* [What you need to do] Copy out the material below line for line, with no changes.

* [Task material]
----------------------------------------

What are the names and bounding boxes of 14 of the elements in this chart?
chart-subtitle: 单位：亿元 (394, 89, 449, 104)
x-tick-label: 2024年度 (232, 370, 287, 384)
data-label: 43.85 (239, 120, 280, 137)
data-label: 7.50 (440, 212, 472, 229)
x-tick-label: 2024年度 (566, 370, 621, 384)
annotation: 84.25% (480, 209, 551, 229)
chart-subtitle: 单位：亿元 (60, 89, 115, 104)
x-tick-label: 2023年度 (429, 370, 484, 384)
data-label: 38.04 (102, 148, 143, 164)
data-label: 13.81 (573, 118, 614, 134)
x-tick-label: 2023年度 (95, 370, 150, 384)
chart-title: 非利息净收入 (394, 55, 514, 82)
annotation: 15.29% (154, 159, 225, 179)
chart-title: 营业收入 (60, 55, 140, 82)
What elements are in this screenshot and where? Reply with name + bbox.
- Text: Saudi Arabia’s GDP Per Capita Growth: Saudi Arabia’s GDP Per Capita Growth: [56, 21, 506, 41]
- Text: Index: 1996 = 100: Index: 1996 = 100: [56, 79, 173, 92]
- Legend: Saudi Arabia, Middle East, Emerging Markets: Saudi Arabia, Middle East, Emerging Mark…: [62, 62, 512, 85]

----------------------------------------

* [Result below]
What are the names and bounding boxes of 14 of the elements in this chart?
chart-subtitle: 单位：亿元 (394, 89, 449, 104)
x-tick-label: 2024年度 (232, 370, 287, 384)
data-label: 43.85 (239, 120, 280, 137)
data-label: 7.50 (440, 212, 472, 229)
x-tick-label: 2024年度 (566, 370, 621, 384)
annotation: 84.25% (480, 209, 551, 229)
chart-subtitle: 单位：亿元 (60, 89, 115, 104)
x-tick-label: 2023年度 (429, 370, 484, 384)
data-label: 38.04 (102, 148, 143, 164)
data-label: 13.81 (573, 118, 614, 134)
x-tick-label: 2023年度 (95, 370, 150, 384)
chart-title: 非利息净收入 (394, 55, 514, 82)
annotation: 15.29% (154, 159, 225, 179)
chart-title: 营业收入 (60, 55, 140, 82)
What elements are in this screenshot and where? Reply with name + bbox.
- Text: Saudi Arabia’s GDP Per Capita Growth: Saudi Arabia’s GDP Per Capita Growth: [56, 21, 506, 41]
- Text: Index: 1996 = 100: Index: 1996 = 100: [56, 79, 173, 92]
- Legend: Saudi Arabia, Middle East, Emerging Markets: Saudi Arabia, Middle East, Emerging Mark…: [62, 62, 512, 85]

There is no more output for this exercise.